EXERCISE> Check every line below for the word "houses" and copy the ones that have it.

BEGIN DATA SHOWN

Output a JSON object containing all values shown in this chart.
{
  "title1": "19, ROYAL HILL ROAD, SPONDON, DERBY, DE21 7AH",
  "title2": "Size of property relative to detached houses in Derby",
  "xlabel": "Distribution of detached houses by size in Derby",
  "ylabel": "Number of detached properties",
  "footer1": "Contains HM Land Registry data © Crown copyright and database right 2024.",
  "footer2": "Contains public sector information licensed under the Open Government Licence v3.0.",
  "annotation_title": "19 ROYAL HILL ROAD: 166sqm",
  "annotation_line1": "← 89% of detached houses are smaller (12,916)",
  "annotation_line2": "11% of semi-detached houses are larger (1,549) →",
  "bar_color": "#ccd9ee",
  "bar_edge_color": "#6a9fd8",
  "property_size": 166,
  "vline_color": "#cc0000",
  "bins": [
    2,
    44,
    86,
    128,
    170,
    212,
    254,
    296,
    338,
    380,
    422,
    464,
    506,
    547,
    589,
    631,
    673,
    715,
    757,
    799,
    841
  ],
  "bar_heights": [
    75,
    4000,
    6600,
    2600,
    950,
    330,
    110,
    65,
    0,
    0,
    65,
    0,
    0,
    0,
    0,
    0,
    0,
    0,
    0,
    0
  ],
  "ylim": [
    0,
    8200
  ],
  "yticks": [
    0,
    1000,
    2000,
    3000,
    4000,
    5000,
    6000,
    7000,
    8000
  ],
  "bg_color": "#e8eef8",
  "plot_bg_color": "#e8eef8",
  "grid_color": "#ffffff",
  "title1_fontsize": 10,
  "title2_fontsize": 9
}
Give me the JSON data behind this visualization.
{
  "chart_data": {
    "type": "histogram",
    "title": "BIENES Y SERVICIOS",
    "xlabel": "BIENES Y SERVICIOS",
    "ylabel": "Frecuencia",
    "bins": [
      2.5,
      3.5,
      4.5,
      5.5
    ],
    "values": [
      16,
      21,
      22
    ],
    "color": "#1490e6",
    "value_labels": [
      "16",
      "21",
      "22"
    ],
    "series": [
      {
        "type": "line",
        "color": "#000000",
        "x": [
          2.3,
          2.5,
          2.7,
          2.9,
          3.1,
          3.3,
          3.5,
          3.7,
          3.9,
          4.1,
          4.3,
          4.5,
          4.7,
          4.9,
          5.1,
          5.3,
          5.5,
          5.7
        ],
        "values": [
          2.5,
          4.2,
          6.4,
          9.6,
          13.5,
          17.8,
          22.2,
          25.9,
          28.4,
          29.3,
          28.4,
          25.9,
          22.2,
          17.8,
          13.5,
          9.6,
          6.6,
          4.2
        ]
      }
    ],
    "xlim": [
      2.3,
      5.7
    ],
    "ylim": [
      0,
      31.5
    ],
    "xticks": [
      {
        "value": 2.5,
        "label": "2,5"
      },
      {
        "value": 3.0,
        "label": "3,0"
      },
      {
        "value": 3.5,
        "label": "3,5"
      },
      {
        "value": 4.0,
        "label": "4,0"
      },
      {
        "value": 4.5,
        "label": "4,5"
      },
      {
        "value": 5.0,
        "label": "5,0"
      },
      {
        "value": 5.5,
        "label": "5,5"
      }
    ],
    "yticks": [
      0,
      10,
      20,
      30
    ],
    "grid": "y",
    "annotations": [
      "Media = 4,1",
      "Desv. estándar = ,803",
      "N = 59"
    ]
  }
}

END DATA SHOWN
BEGIN DATA SHOWN

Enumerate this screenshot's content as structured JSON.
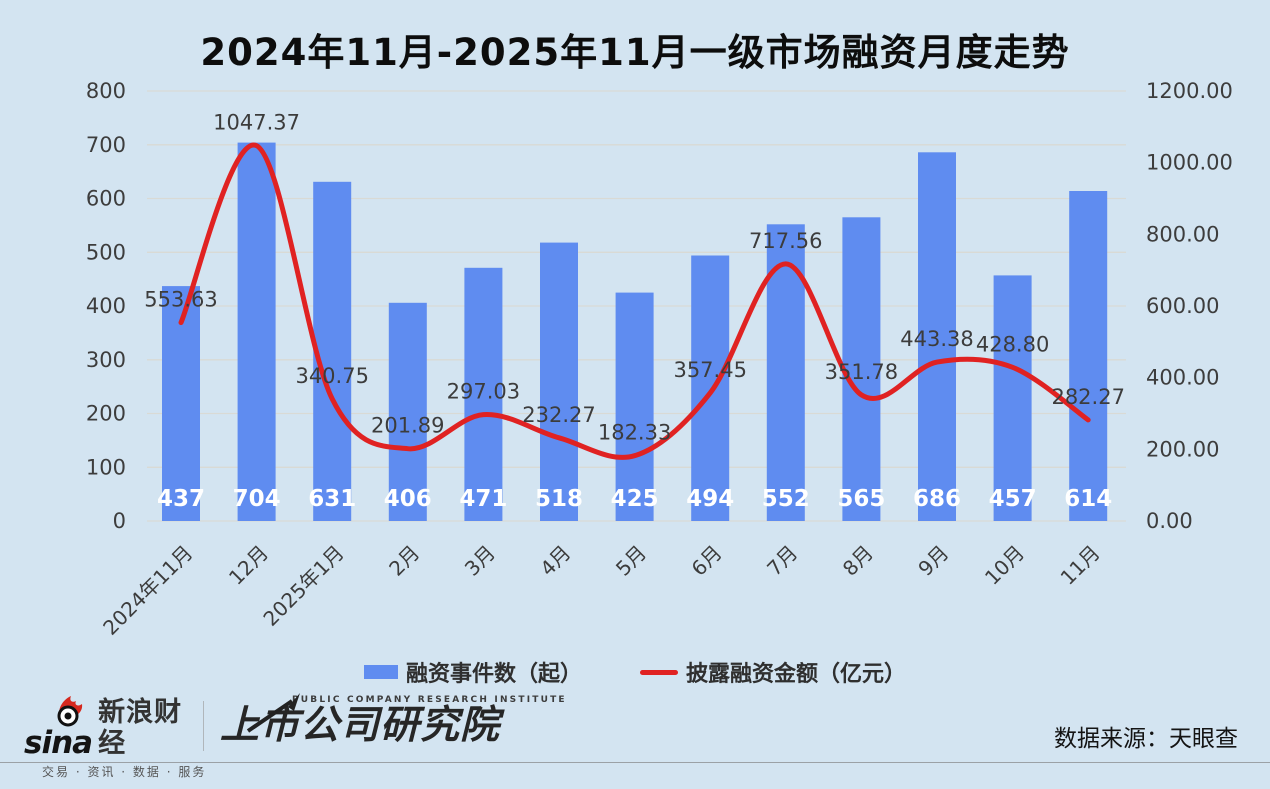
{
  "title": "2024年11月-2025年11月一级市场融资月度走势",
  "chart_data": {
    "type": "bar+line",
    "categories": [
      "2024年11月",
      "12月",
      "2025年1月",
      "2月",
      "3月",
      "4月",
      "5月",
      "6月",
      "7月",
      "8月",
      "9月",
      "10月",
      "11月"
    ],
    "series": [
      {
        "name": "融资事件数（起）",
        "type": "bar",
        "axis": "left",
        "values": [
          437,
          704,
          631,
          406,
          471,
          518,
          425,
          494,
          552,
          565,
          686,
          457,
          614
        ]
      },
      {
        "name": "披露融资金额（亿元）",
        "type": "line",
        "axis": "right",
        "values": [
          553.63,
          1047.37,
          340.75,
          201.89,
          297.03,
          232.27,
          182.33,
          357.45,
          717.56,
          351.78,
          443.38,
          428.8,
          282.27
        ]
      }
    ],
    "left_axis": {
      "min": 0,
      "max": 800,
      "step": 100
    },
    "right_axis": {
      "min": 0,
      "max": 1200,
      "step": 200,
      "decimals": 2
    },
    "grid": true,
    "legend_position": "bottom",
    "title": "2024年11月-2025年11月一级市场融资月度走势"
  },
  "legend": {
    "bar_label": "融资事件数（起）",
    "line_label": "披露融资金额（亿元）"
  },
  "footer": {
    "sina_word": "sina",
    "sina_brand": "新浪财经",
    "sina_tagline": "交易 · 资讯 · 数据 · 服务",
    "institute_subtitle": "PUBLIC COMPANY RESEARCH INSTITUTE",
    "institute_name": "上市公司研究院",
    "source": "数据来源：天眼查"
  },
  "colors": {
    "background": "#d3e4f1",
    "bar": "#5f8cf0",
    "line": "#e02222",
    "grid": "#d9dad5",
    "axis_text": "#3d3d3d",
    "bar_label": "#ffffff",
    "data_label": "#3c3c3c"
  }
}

END DATA SHOWN

COMPLETED EXERCISE>
  "title2": "Size of property relative to detached houses in Derby",
  "xlabel": "Distribution of detached houses by size in Derby",
  "annotation_line1": "← 89% of detached houses are smaller (12,916)",
  "annotation_line2": "11% of semi-detached houses are larger (1,549) →",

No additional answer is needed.